[CHALLENGE] Give back exactly the lines starting at the one with "Type out the text in this image." and ending at the last line of the data below. Pictures are not part of the copy.

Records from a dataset
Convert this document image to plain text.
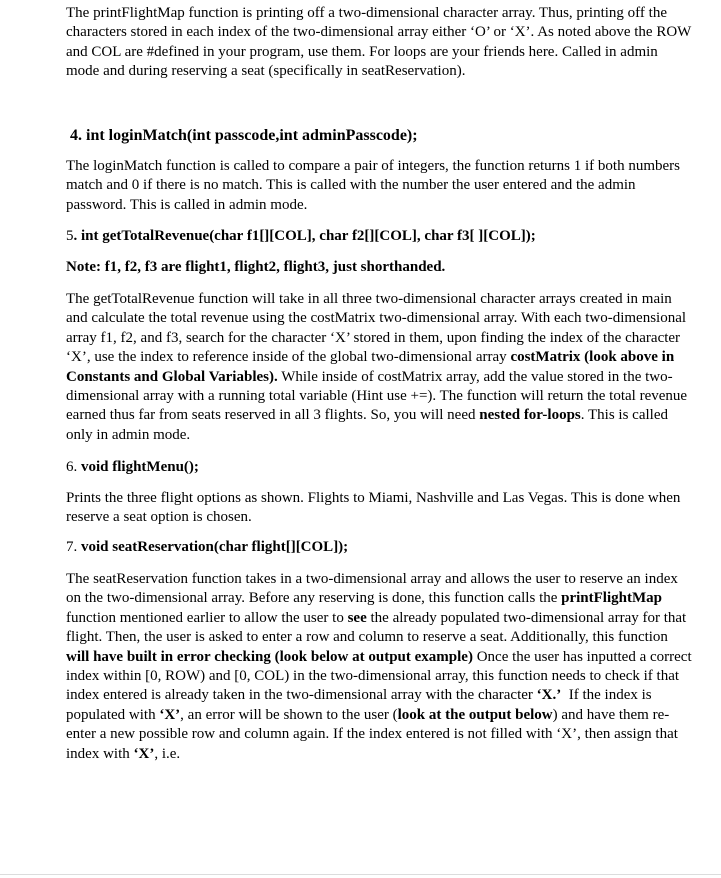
The printFlightMap function is printing off a two-dimensional character array. Thus, printing off the characters stored in each index of the two-dimensional array either ‘O’ or ‘X’. As noted above the ROW and COL are #defined in your program, use them. For loops are your friends here. Called in admin mode and during reserving a seat (specifically in seatReservation).

4. int loginMatch(int passcode,int adminPasscode);

The loginMatch function is called to compare a pair of integers, the function returns 1 if both numbers match and 0 if there is no match. This is called with the number the user entered and the admin password. This is called in admin mode.

5. int getTotalRevenue(char f1[][COL], char f2[][COL], char f3[ ][COL]);

Note: f1, f2, f3 are flight1, flight2, flight3, just shorthanded.

The getTotalRevenue function will take in all three two-dimensional character arrays created in main and calculate the total revenue using the costMatrix two-dimensional array. With each two-dimensional array f1, f2, and f3, search for the character ‘X’ stored in them, upon finding the index of the character ‘X’, use the index to reference inside of the global two-dimensional array costMatrix (look above in Constants and Global Variables). While inside of costMatrix array, add the value stored in the two-dimensional array with a running total variable (Hint use +=). The function will return the total revenue earned thus far from seats reserved in all 3 flights. So, you will need nested for-loops. This is called only in admin mode.

6. void flightMenu();

Prints the three flight options as shown. Flights to Miami, Nashville and Las Vegas. This is done when reserve a seat option is chosen.

7. void seatReservation(char flight[][COL]);

The seatReservation function takes in a two-dimensional array and allows the user to reserve an index on the two-dimensional array. Before any reserving is done, this function calls the printFlightMap function mentioned earlier to allow the user to see the already populated two-dimensional array for that flight. Then, the user is asked to enter a row and column to reserve a seat. Additionally, this function will have built in error checking (look below at output example) Once the user has inputted a correct index within [0, ROW) and [0, COL) in the two-dimensional array, this function needs to check if that index entered is already taken in the two-dimensional array with the character ‘X.’  If the index is populated with ‘X’, an error will be shown to the user (look at the output below) and have them re-enter a new possible row and column again. If the index entered is not filled with ‘X’, then assign that index with ‘X’, i.e.
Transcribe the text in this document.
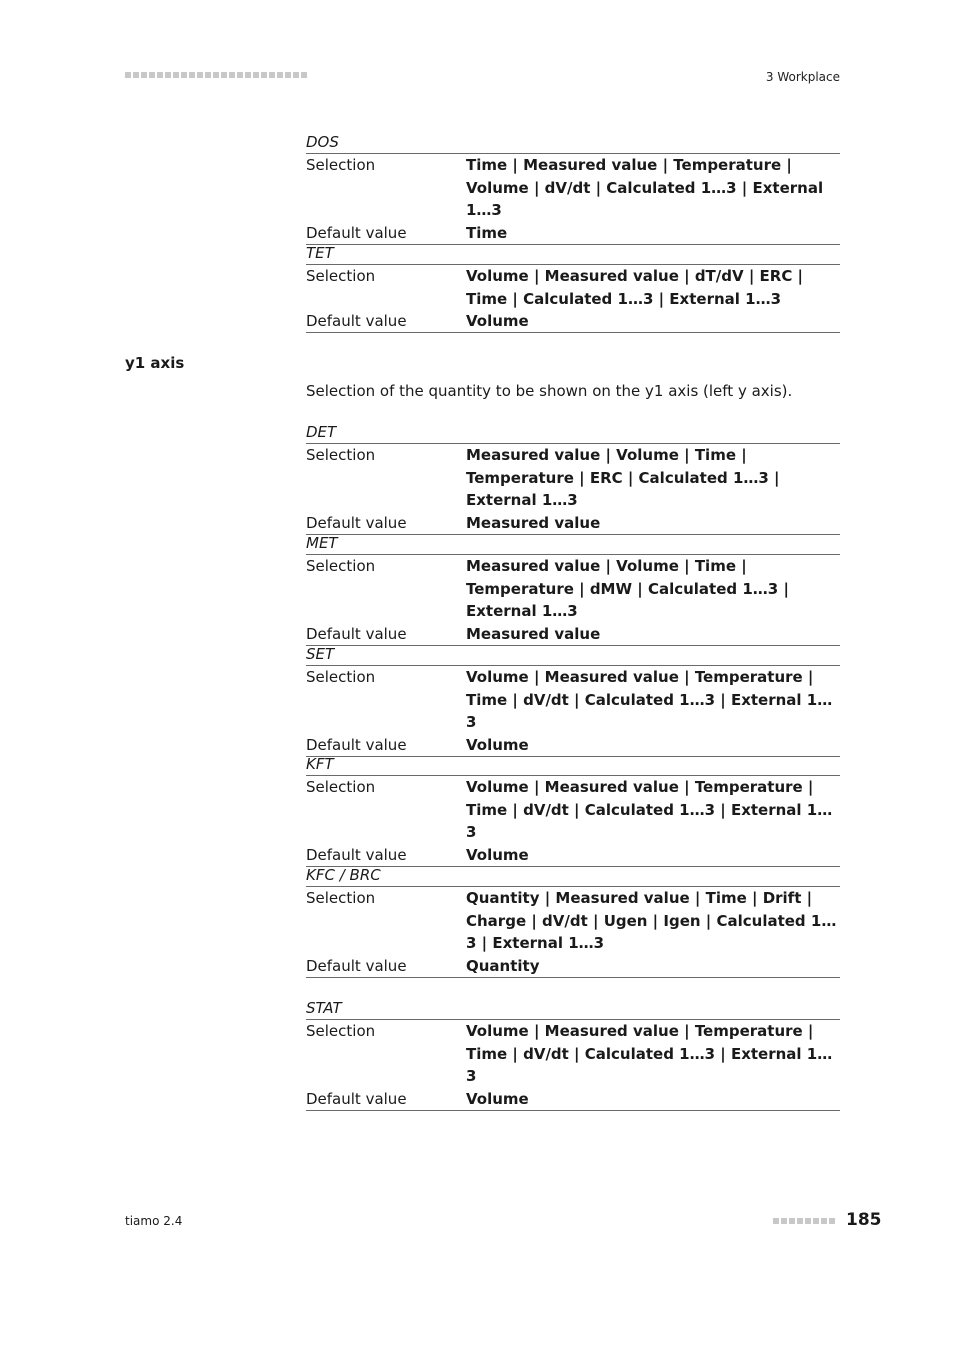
3 Workplace
DOS
Selection	Time | Measured value | Temperature | Volume | dV/dt | Calculated 1…3 | External 1…3
Default value	Time
TET
Selection	Volume | Measured value | dT/dV | ERC | Time | Calculated 1…3 | External 1…3
Default value	Volume
y1 axis
Selection of the quantity to be shown on the y1 axis (left y axis).
DET
Selection	Measured value | Volume | Time | Temperature | ERC | Calculated 1…3 | External 1…3
Default value	Measured value
MET
Selection	Measured value | Volume | Time | Temperature | dMW | Calculated 1…3 | External 1…3
Default value	Measured value
SET
Selection	Volume | Measured value | Temperature | Time | dV/dt | Calculated 1…3 | External 1…3
Default value	Volume
KFT
Selection	Volume | Measured value | Temperature | Time | dV/dt | Calculated 1…3 | External 1…3
Default value	Volume
KFC / BRC
Selection	Quantity | Measured value | Time | Drift | Charge | dV/dt | Ugen | Igen | Calculated 1…3 | External 1…3
Default value	Quantity
STAT
Selection	Volume | Measured value | Temperature | Time | dV/dt | Calculated 1…3 | External 1…3
Default value	Volume
tiamo 2.4	185
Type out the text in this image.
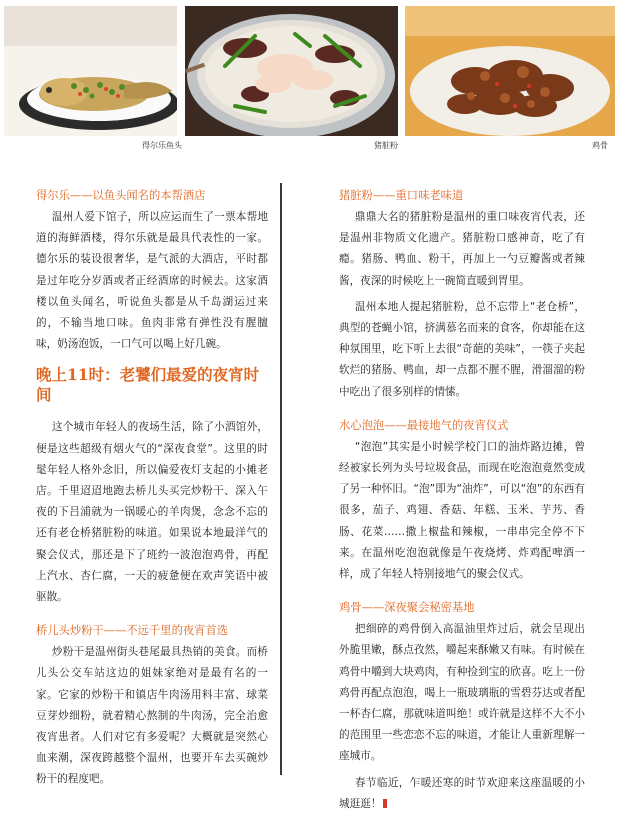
得尔乐鱼头	猪脏粉	鸡骨
得尔乐——以鱼头闻名的本帮酒店
温州人爱下馆子，所以应运而生了一票本帮地道的海鲜酒楼，得尔乐就是最具代表性的一家。德尔乐的装设很奢华，是气派的大酒店，平时都是过年吃分岁酒或者正经酒席的时候去。这家酒楼以鱼头闻名，听说鱼头都是从千岛湖运过来的，不输当地口味。鱼肉非常有弹性没有腥膻味，奶汤泡饭，一口气可以喝上好几碗。
晚上11时：老饕们最爱的夜宵时间
这个城市年轻人的夜场生活，除了小酒馆外，便是这些超级有烟火气的“深夜食堂”。这里的时髦年轻人格外念旧，所以偏爱夜灯支起的小摊老店。千里迢迢地跑去桥儿头买完炒粉干、深入午夜的下吕浦就为一锅暖心的羊肉煲，念念不忘的还有老仓桥猪脏粉的味道。如果说本地最洋气的聚会仪式，那还是下了班约一波泡泡鸡骨，再配上汽水、杏仁腐，一天的疲惫便在欢声笑语中被驱散。
桥儿头炒粉干——不远千里的夜宵首选
炒粉干是温州街头巷尾最具热销的美食。而桥儿头公交车站这边的姐妹家绝对是最有名的一家。它家的炒粉干和镇店牛肉汤用料丰富、球菜豆芽炒细粉，就着精心熬制的牛肉汤，完全治愈夜宵患者。人们对它有多爱呢？大概就是突然心血来潮，深夜跨越整个温州，也要开车去买碗炒粉干的程度吧。
猪脏粉——重口味老味道
鼎鼎大名的猪脏粉是温州的重口味夜宵代表，还是温州非物质文化遗产。猪脏粉口感神奇，吃了有瘾。猪肠、鸭血、粉干，再加上一勺豆瓣酱或者辣酱，夜深的时候吃上一碗简直暖到胃里。
温州本地人提起猪脏粉，总不忘带上“老仓桥”，典型的苍蝇小馆，挤满慕名而来的食客，你却能在这种氛围里，吃下听上去很“奇葩的美味”，一筷子夹起软烂的猪肠、鸭血，却一点都不腥不腥，滑溜溜的粉中吃出了很多别样的情愫。
水心泡泡——最接地气的夜宵仪式
“泡泡”其实是小时候学校门口的油炸路边摊，曾经被家长列为头号垃圾食品，而现在吃泡泡竟然变成了另一种怀旧。“泡”即为“油炸”，可以“泡”的东西有很多，茄子、鸡翅、香菇、年糕、玉米、芋艿、香肠、花菜……撒上椒盐和辣椒，一串串完全停不下来。在温州吃泡泡就像是午夜烧烤、炸鸡配啤酒一样，成了年轻人特别接地气的聚会仪式。
鸡骨——深夜聚会秘密基地
把细碎的鸡骨倒入高温油里炸过后，就会呈现出外脆里嫩，酥点孜然，嚼起来酥嫩又有味。有时候在鸡骨中嚼到大块鸡肉，有种捡到宝的欣喜。吃上一份鸡骨再配点泡泡，喝上一瓶玻璃瓶的雪碧芬达或者配一杯杏仁腐，那就味道叫绝！或许就是这样不大不小的范围里一些恋恋不忘的味道，才能让人重新理解一座城市。
春节临近，乍暖还寒的时节欢迎来这座温暖的小城逛逛！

[ANSWER TO THIS EXERCISE]
Type out the text in this image.
得尔乐鱼头	猪脏粉	鸡骨
得尔乐——以鱼头闻名的本帮酒店
温州人爱下馆子，所以应运而生了一票本帮地道的海鲜酒楼，得尔乐就是最具代表性的一家。德尔乐的装设很奢华，是气派的大酒店，平时都是过年吃分岁酒或者正经酒席的时候去。这家酒楼以鱼头闻名，听说鱼头都是从千岛湖运过来的，不输当地口味。鱼肉非常有弹性没有腥膻味，奶汤泡饭，一口气可以喝上好几碗。
晚上11时：老饕们最爱的夜宵时间
这个城市年轻人的夜场生活，除了小酒馆外，便是这些超级有烟火气的“深夜食堂”。这里的时髦年轻人格外念旧，所以偏爱夜灯支起的小摊老店。千里迢迢地跑去桥儿头买完炒粉干、深入午夜的下吕浦就为一锅暖心的羊肉煲，念念不忘的还有老仓桥猪脏粉的味道。如果说本地最洋气的聚会仪式，那还是下了班约一波泡泡鸡骨，再配上汽水、杏仁腐，一天的疲惫便在欢声笑语中被驱散。
桥儿头炒粉干——不远千里的夜宵首选
炒粉干是温州街头巷尾最具热销的美食。而桥儿头公交车站这边的姐妹家绝对是最有名的一家。它家的炒粉干和镇店牛肉汤用料丰富、球菜豆芽炒细粉，就着精心熬制的牛肉汤，完全治愈夜宵患者。人们对它有多爱呢？大概就是突然心血来潮，深夜跨越整个温州，也要开车去买碗炒粉干的程度吧。
猪脏粉——重口味老味道
鼎鼎大名的猪脏粉是温州的重口味夜宵代表，还是温州非物质文化遗产。猪脏粉口感神奇，吃了有瘾。猪肠、鸭血、粉干，再加上一勺豆瓣酱或者辣酱，夜深的时候吃上一碗简直暖到胃里。
温州本地人提起猪脏粉，总不忘带上“老仓桥”，典型的苍蝇小馆，挤满慕名而来的食客，你却能在这种氛围里，吃下听上去很“奇葩的美味”，一筷子夹起软烂的猪肠、鸭血，却一点都不腥不腥，滑溜溜的粉中吃出了很多别样的情愫。
水心泡泡——最接地气的夜宵仪式
“泡泡”其实是小时候学校门口的油炸路边摊，曾经被家长列为头号垃圾食品，而现在吃泡泡竟然变成了另一种怀旧。“泡”即为“油炸”，可以“泡”的东西有很多，茄子、鸡翅、香菇、年糕、玉米、芋艿、香肠、花菜……撒上椒盐和辣椒，一串串完全停不下来。在温州吃泡泡就像是午夜烧烤、炸鸡配啤酒一样，成了年轻人特别接地气的聚会仪式。
鸡骨——深夜聚会秘密基地
把细碎的鸡骨倒入高温油里炸过后，就会呈现出外脆里嫩，酥点孜然，嚼起来酥嫩又有味。有时候在鸡骨中嚼到大块鸡肉，有种捡到宝的欣喜。吃上一份鸡骨再配点泡泡，喝上一瓶玻璃瓶的雪碧芬达或者配一杯杏仁腐，那就味道叫绝！或许就是这样不大不小的范围里一些恋恋不忘的味道，才能让人重新理解一座城市。
春节临近，乍暖还寒的时节欢迎来这座温暖的小城逛逛！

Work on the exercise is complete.